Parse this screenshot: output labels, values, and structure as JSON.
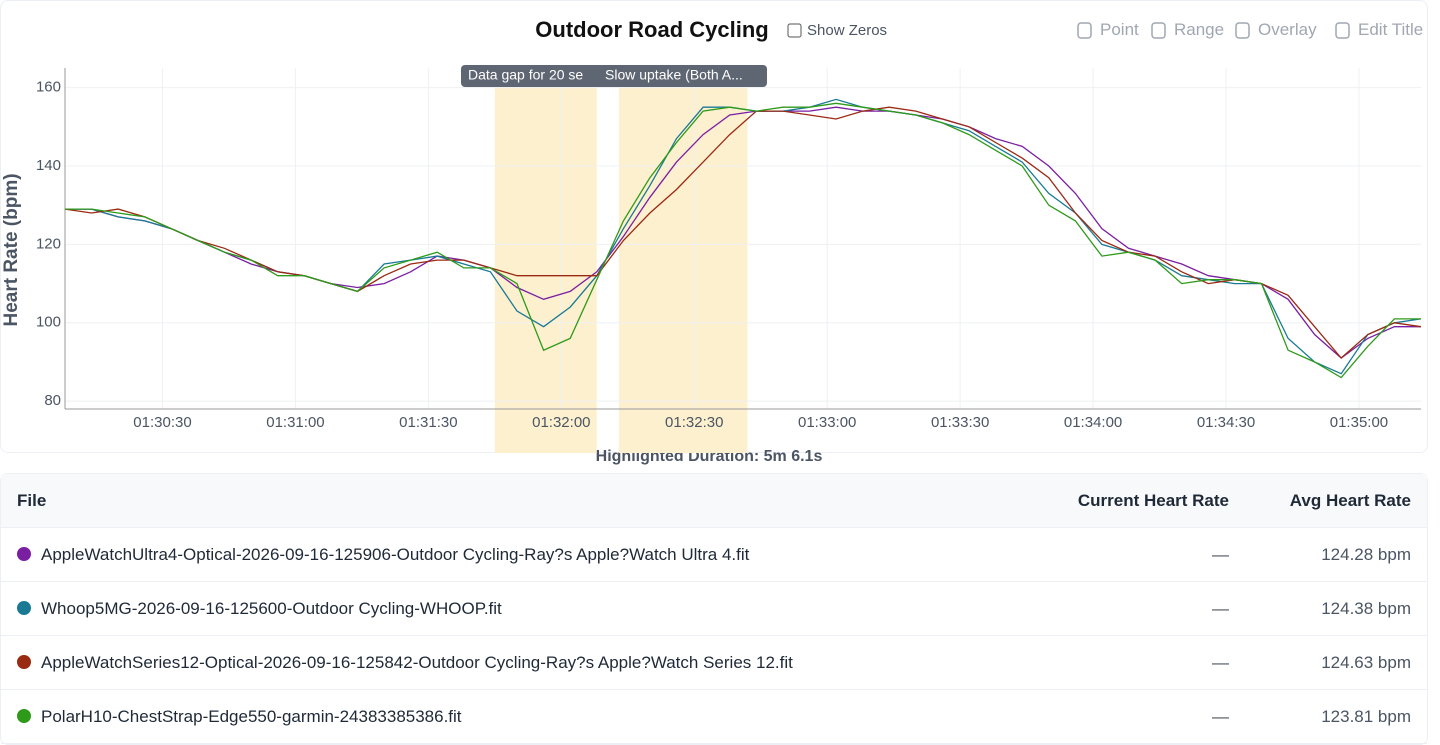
{
  "header": {
    "title": "Outdoor Road Cycling",
    "show_zeros": "Show Zeros",
    "tools": [
      "Point",
      "Range",
      "Overlay",
      "Edit Title"
    ]
  },
  "chart_data": {
    "type": "line",
    "ylabel": "Heart Rate (bpm)",
    "x": [
      5408,
      5414,
      5420,
      5426,
      5432,
      5438,
      5444,
      5450,
      5456,
      5462,
      5468,
      5474,
      5480,
      5486,
      5492,
      5498,
      5504,
      5510,
      5516,
      5522,
      5528,
      5534,
      5540,
      5546,
      5552,
      5558,
      5564,
      5570,
      5576,
      5582,
      5588,
      5594,
      5600,
      5606,
      5612,
      5618,
      5624,
      5630,
      5636,
      5642,
      5648,
      5654,
      5660,
      5666,
      5672,
      5678,
      5684,
      5690,
      5696,
      5702,
      5708,
      5714
    ],
    "series": [
      {
        "name": "AppleWatchUltra4-Optical-2026-09-16-125906-Outdoor Cycling-Ray?s Apple?Watch Ultra 4.fit",
        "color": "#7b1fa2",
        "values": [
          129,
          129,
          127,
          126,
          124,
          121,
          118,
          115,
          113,
          112,
          110,
          109,
          110,
          113,
          117,
          116,
          114,
          109,
          106,
          108,
          113,
          122,
          132,
          141,
          148,
          153,
          154,
          154,
          154,
          155,
          154,
          154,
          153,
          152,
          150,
          147,
          145,
          140,
          133,
          124,
          119,
          117,
          115,
          112,
          111,
          110,
          106,
          97,
          91,
          96,
          99,
          99
        ]
      },
      {
        "name": "Whoop5MG-2026-09-16-125600-Outdoor Cycling-WHOOP.fit",
        "color": "#1a7a94",
        "values": [
          129,
          129,
          127,
          126,
          124,
          121,
          118,
          116,
          113,
          112,
          110,
          108,
          115,
          116,
          117,
          115,
          113,
          103,
          99,
          104,
          112,
          124,
          135,
          147,
          155,
          155,
          154,
          154,
          155,
          157,
          155,
          154,
          153,
          151,
          149,
          145,
          141,
          133,
          128,
          120,
          118,
          116,
          112,
          111,
          110,
          110,
          96,
          90,
          87,
          97,
          100,
          101
        ]
      },
      {
        "name": "AppleWatchSeries12-Optical-2026-09-16-125842-Outdoor Cycling-Ray?s Apple?Watch Series 12.fit",
        "color": "#9a2a12",
        "values": [
          129,
          128,
          129,
          127,
          124,
          121,
          119,
          116,
          113,
          112,
          110,
          108,
          112,
          115,
          116,
          116,
          114,
          112,
          112,
          112,
          112,
          121,
          128,
          134,
          141,
          148,
          154,
          154,
          153,
          152,
          154,
          155,
          154,
          152,
          150,
          146,
          142,
          137,
          128,
          121,
          118,
          117,
          113,
          110,
          111,
          110,
          107,
          99,
          91,
          97,
          100,
          99
        ]
      },
      {
        "name": "PolarH10-ChestStrap-Edge550-garmin-24383385386.fit",
        "color": "#2e9a1a",
        "values": [
          129,
          129,
          128,
          127,
          124,
          121,
          118,
          116,
          112,
          112,
          110,
          108,
          114,
          116,
          118,
          114,
          114,
          110,
          93,
          96,
          111,
          126,
          137,
          146,
          154,
          155,
          154,
          155,
          155,
          156,
          155,
          154,
          153,
          151,
          148,
          144,
          140,
          130,
          126,
          117,
          118,
          116,
          110,
          111,
          111,
          110,
          93,
          90,
          86,
          94,
          101,
          101
        ]
      }
    ],
    "xlim": [
      5408,
      5714
    ],
    "ylim": [
      78,
      165
    ],
    "yticks": [
      80,
      100,
      120,
      140,
      160
    ],
    "xticks": [
      {
        "value": 5430,
        "label": "01:30:30"
      },
      {
        "value": 5460,
        "label": "01:31:00"
      },
      {
        "value": 5490,
        "label": "01:31:30"
      },
      {
        "value": 5520,
        "label": "01:32:00"
      },
      {
        "value": 5550,
        "label": "01:32:30"
      },
      {
        "value": 5580,
        "label": "01:33:00"
      },
      {
        "value": 5610,
        "label": "01:33:30"
      },
      {
        "value": 5640,
        "label": "01:34:00"
      },
      {
        "value": 5670,
        "label": "01:34:30"
      },
      {
        "value": 5700,
        "label": "01:35:00"
      }
    ],
    "grid": true,
    "highlights": [
      {
        "start": 5505,
        "end": 5528,
        "label": "Data gap for 20 se"
      },
      {
        "start": 5533,
        "end": 5562,
        "label": "Slow uptake (Both A..."
      }
    ],
    "highlight_duration": "Highlighted Duration: 5m 6.1s"
  },
  "table": {
    "headers": [
      "File",
      "Current Heart Rate",
      "Avg Heart Rate"
    ],
    "rows": [
      [
        "—",
        "124.28 bpm"
      ],
      [
        "—",
        "124.38 bpm"
      ],
      [
        "—",
        "124.63 bpm"
      ],
      [
        "—",
        "123.81 bpm"
      ]
    ]
  }
}
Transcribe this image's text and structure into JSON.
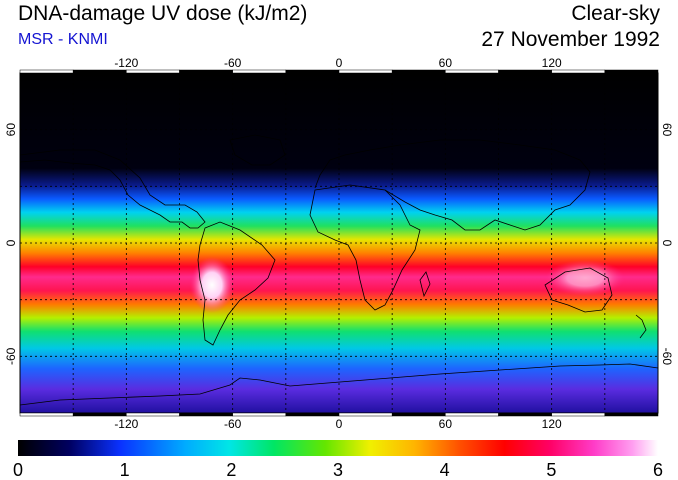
{
  "header": {
    "title": "DNA-damage UV dose (kJ/m2)",
    "subtitle": "MSR - KNMI",
    "condition": "Clear-sky",
    "date": "27 November 1992"
  },
  "colors": {
    "subtitle": "#1414d2",
    "land_outline": "#000000"
  },
  "map": {
    "projection": "equirectangular",
    "lon_range": [
      -180,
      180
    ],
    "lat_range": [
      -90,
      90
    ],
    "grid_longitudes": [
      -150,
      -120,
      -90,
      -60,
      -30,
      0,
      30,
      60,
      90,
      120,
      150
    ],
    "grid_latitudes": [
      -60,
      -30,
      0,
      30,
      60
    ],
    "lon_tick_labels": [
      "-120",
      "-60",
      "0",
      "60",
      "120"
    ],
    "lat_tick_labels_left": [
      "60",
      "0",
      "-60"
    ],
    "lat_tick_labels_right": [
      "60",
      "0",
      "-60"
    ]
  },
  "colorbar": {
    "min": 0,
    "max": 6,
    "labels": [
      "0",
      "1",
      "2",
      "3",
      "4",
      "5",
      "6"
    ]
  }
}
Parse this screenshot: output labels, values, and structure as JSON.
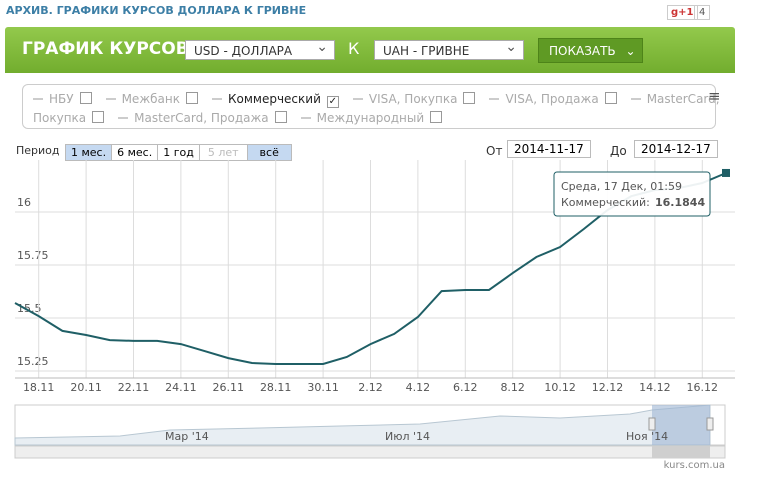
{
  "page": {
    "heading": "АРХИВ. ГРАФИКИ КУРСОВ ДОЛЛАРА К ГРИВНЕ",
    "gplus": "g+1",
    "gplus_count": "4",
    "bar_title": "ГРАФИК КУРСОВ",
    "from_currency": "USD - ДОЛЛАРА",
    "to_word": "К",
    "to_currency": "UAH - ГРИВНЕ",
    "show_button": "ПОКАЗАТЬ",
    "checkboxes": [
      {
        "label": "НБУ",
        "checked": false
      },
      {
        "label": "Межбанк",
        "checked": false
      },
      {
        "label": "Коммерческий",
        "checked": true
      },
      {
        "label": "VISA, Покупка",
        "checked": false
      },
      {
        "label": "VISA, Продажа",
        "checked": false
      },
      {
        "label": "MasterCard, Покупка",
        "checked": false
      },
      {
        "label": "MasterCard, Продажа",
        "checked": false
      },
      {
        "label": "Международный",
        "checked": false
      }
    ],
    "period_label": "Период",
    "periods": [
      "1 мес.",
      "6 мес.",
      "1 год",
      "5 лет",
      "всё"
    ],
    "from_label": "От",
    "from_date": "2014-11-17",
    "to_label": "До",
    "to_date": "2014-12-17",
    "navigator_labels": [
      "Мар '14",
      "Июл '14",
      "Ноя '14"
    ],
    "credit": "kurs.com.ua"
  },
  "chart_data": {
    "type": "line",
    "categories": [
      null,
      "18.11",
      null,
      "20.11",
      null,
      "22.11",
      null,
      "24.11",
      null,
      "26.11",
      null,
      "28.11",
      null,
      "30.11",
      null,
      "2.12",
      null,
      "4.12",
      null,
      "6.12",
      null,
      "8.12",
      null,
      "10.12",
      null,
      "12.12",
      null,
      "14.12",
      null,
      "16.12",
      null
    ],
    "series": [
      {
        "name": "Коммерческий",
        "color": "#1f5f66",
        "values": [
          15.571,
          15.509,
          15.439,
          15.42,
          15.396,
          15.392,
          15.392,
          15.377,
          15.344,
          15.311,
          15.288,
          15.283,
          15.283,
          15.283,
          15.316,
          15.377,
          15.425,
          15.505,
          15.627,
          15.632,
          15.632,
          15.712,
          15.788,
          15.835,
          15.92,
          16.009,
          16.075,
          16.104,
          16.113,
          16.137,
          16.1844
        ]
      }
    ],
    "ylim": [
      15.217,
      16.222
    ],
    "yticks": [
      15.25,
      15.75,
      16,
      {
        "value": 15.5,
        "label": "15.5"
      }
    ],
    "grid": true,
    "tooltip": {
      "header": "Среда, 17 Дек, 01:59",
      "label": "Коммерческий:"
    }
  }
}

========================

◆ **Instruction**
Say how many lines in this material hold "name", and say nothing else.

◆ **Final result**
5